→ Vorgegebener Text
+---+
Ohne „personal guide“ schafft man es als Individualtourist kaum, eine kubanische Stadt zu besuchen, denn sie heften sich an unsere Versen. Unser hiesiger Einheimischer ist Sozius auf einem Moped, das in hohem Tempo vor uns die unglaublich steilen Gassen, die fast allesamt Einbahnstraßen sind, hinauf und hinunter heizt, so dass wir kaum hinterher kommen. Und in diesem Gewusel an schmalen Straßen gelingt es allein kaum sich zu orientieren, sodass die paar Pesos hier gut investiert sind.
Neben einer privaten zentral gelegenen Unterkunft organisiert er auch gleich noch ein Lokal für ein späteres Abendessen, muss sich aber mit seiner Wegbeschreibung begnügen, da wir keine Lust haben, ihm direkt nach unserer Ankunft in der Stadt sofort dorthin zu folgen. Und ob wir überhaupt hingehen werden, ist noch fraglich.
Die 500 Jahre alte Stadt Santiago de Cuba wurde als fünfte spanische Siedlung auf Kuba gegründet und war von 1523 bis 1556 Inselhauptstadt. Sie diente als Hauptstützpunkt der spanischen Armada in der Karibik, und hier legten Sklavenschiffe aus Westafrika an.
Keine andere Stadt, so heißt es, versprüht mehr karibisches Flair. Das liegt zweifellos an den auch heute noch überwiegend schwarzen Bewohnern, aber auch an dem heißeren Klima und der herrlichen Lage zwischen dem Karibischen Meer und zu Füßen des höchsten Gebirges in Kuba, der Sierra Maestra.
Mit gut 500.000 Einwohnern ist Santiago die zweitgrößte Stadt Kubas.
Jüngere historische Bedeutung erlangte sie als Ort der ersten revolutionären Attacke unter Fidel Castro im Juli 1953, die fehlschlug. Dennoch gilt sie als Beginn der Volkserhebung, und am ersten Tag des Jahres 1959 schließlich verkündete Castro den Sieg der Revolution.
+---+
→ Aufgabe A
In welchem Zeitraum war Santiago de Cuba laut dem Text die Hauptstadt der Insel?
→ Aufgabe B
Aktualisiere die Einträge vom Anfang bis einschließlich der Zeile mit „y-tick-label: 4,200 bbox=[31, 495, 152, 544]“, indem du „legend-swatch-icon“ durch „legend-marker“ ersetzt und alles andere unverändert lässt.
+---+
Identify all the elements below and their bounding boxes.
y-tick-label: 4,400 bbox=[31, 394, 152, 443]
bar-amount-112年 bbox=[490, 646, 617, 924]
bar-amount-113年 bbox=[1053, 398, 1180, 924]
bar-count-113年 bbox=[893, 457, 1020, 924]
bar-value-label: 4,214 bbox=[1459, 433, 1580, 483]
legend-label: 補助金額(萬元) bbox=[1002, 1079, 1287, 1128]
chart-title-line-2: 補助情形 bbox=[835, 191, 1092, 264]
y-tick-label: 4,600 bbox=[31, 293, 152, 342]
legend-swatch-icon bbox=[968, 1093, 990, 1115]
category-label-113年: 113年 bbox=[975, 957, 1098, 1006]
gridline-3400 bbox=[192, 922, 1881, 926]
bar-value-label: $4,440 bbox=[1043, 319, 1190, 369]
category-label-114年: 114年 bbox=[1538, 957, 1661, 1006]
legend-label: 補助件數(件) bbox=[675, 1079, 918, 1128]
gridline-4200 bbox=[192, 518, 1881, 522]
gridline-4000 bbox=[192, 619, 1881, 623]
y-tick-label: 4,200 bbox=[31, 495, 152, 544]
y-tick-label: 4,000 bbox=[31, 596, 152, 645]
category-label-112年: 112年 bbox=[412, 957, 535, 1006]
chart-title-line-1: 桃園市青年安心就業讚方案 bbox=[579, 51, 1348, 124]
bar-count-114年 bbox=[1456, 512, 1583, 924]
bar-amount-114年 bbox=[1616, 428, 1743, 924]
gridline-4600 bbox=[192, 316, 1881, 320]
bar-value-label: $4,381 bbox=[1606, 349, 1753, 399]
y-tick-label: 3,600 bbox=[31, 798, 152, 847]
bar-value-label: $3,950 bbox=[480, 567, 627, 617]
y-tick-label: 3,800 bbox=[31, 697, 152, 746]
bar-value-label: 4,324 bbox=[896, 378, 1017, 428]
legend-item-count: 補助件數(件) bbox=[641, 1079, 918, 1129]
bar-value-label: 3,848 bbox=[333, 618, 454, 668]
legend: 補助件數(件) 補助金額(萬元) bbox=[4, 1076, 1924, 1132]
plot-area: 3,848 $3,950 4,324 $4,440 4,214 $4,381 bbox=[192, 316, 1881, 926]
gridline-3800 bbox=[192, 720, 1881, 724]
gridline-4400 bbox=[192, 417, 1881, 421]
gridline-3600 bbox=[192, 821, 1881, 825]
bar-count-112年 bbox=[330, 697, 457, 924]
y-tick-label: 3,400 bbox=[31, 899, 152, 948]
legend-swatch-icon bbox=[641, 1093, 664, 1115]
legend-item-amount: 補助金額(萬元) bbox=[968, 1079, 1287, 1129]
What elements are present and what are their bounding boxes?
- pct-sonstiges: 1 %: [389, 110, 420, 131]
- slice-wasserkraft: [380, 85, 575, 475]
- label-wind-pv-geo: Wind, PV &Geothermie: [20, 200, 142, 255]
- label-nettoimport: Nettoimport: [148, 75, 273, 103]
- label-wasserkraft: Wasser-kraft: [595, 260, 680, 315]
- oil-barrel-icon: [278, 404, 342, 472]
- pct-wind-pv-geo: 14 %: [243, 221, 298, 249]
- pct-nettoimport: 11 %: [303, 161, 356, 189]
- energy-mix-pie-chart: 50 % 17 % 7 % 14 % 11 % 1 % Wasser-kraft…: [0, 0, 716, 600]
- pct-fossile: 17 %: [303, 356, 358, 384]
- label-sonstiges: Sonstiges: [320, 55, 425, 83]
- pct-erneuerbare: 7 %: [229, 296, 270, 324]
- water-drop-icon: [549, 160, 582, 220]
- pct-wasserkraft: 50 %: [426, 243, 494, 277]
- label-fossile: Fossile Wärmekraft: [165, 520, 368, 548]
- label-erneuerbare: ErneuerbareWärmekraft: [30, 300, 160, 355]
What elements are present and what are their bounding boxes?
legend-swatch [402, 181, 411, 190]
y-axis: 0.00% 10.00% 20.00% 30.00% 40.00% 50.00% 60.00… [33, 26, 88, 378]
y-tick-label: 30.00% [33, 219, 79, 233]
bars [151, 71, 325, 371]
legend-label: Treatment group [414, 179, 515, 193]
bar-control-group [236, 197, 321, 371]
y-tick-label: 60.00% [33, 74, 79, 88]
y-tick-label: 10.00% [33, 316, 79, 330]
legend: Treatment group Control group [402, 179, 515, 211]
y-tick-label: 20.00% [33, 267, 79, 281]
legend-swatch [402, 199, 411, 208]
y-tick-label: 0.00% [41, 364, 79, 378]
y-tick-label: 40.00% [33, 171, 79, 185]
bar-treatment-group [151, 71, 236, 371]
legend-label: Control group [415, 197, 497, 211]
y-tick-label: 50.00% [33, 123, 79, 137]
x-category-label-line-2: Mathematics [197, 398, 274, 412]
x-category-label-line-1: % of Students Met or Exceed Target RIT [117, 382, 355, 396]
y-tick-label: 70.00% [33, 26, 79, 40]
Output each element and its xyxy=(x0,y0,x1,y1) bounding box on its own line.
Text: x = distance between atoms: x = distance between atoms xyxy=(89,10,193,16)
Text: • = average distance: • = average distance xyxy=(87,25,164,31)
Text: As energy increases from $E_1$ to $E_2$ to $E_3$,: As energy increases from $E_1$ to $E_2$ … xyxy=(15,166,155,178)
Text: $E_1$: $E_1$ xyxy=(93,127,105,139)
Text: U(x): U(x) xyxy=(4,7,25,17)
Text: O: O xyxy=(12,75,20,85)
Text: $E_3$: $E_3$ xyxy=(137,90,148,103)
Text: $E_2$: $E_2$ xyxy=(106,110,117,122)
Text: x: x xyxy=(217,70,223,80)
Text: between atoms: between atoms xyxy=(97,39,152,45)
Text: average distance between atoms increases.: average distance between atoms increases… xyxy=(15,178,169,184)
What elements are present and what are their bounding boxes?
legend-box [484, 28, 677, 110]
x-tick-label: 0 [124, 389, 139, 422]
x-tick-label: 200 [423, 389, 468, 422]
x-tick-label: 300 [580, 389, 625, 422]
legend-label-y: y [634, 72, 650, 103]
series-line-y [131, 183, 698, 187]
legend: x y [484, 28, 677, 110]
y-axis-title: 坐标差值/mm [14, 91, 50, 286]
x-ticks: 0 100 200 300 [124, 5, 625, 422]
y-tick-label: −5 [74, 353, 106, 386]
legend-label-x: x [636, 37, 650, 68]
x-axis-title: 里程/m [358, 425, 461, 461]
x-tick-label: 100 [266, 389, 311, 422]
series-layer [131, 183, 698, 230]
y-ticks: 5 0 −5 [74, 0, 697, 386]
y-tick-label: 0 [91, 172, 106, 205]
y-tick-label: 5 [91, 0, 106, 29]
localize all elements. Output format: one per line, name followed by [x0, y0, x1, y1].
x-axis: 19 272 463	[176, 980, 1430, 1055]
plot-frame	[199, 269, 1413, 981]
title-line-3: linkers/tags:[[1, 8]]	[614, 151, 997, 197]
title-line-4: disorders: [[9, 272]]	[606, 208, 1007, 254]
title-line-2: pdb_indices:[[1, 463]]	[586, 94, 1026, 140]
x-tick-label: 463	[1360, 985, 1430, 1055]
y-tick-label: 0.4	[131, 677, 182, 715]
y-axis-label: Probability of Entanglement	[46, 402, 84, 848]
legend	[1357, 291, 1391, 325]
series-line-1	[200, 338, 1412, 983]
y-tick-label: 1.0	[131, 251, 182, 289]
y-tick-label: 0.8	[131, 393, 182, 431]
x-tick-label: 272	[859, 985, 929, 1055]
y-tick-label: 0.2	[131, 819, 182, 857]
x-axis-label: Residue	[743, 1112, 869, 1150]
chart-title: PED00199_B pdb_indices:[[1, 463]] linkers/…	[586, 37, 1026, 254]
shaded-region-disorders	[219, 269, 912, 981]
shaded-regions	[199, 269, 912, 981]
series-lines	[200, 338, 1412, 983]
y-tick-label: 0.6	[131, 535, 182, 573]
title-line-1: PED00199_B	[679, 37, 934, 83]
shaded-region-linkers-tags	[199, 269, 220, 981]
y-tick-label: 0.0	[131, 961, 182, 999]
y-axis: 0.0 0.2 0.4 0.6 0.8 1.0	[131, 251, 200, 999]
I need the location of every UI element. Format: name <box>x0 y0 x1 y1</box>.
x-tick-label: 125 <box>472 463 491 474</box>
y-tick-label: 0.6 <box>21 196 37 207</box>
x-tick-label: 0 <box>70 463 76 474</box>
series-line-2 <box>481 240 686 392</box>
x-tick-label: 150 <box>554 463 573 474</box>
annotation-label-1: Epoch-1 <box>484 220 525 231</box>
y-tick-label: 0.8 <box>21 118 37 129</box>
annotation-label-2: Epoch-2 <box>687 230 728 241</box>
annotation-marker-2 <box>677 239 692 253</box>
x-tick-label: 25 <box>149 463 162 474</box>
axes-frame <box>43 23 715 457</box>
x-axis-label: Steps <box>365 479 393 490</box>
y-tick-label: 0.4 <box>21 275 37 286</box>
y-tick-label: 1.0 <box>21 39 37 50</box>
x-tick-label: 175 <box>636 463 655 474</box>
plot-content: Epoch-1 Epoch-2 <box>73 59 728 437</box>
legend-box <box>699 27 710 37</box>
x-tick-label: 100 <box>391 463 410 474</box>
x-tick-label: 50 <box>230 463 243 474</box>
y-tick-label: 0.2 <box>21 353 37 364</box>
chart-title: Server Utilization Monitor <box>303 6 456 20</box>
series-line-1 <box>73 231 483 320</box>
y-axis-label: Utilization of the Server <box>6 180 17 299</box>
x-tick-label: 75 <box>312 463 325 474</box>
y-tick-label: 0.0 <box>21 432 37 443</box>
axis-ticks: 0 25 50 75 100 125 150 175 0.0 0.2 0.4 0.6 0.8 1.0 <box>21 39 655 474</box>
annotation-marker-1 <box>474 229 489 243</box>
+---+
→ Richtige Antwort A
Von 1523 bis 1556.

→ Richtige Antwort B
Identify all the elements below and their bounding boxes.
y-tick-label: 4,400 bbox=[31, 394, 152, 443]
bar-amount-112年 bbox=[490, 646, 617, 924]
bar-amount-113年 bbox=[1053, 398, 1180, 924]
bar-count-113年 bbox=[893, 457, 1020, 924]
bar-value-label: 4,214 bbox=[1459, 433, 1580, 483]
legend-label: 補助金額(萬元) bbox=[1002, 1079, 1287, 1128]
chart-title-line-2: 補助情形 bbox=[835, 191, 1092, 264]
y-tick-label: 4,600 bbox=[31, 293, 152, 342]
legend-marker bbox=[968, 1093, 990, 1115]
category-label-113年: 113年 bbox=[975, 957, 1098, 1006]
gridline-3400 bbox=[192, 922, 1881, 926]
bar-value-label: $4,440 bbox=[1043, 319, 1190, 369]
category-label-114年: 114年 bbox=[1538, 957, 1661, 1006]
legend-label: 補助件數(件) bbox=[675, 1079, 918, 1128]
gridline-4200 bbox=[192, 518, 1881, 522]
gridline-4000 bbox=[192, 619, 1881, 623]
y-tick-label: 4,200 bbox=[31, 495, 152, 544]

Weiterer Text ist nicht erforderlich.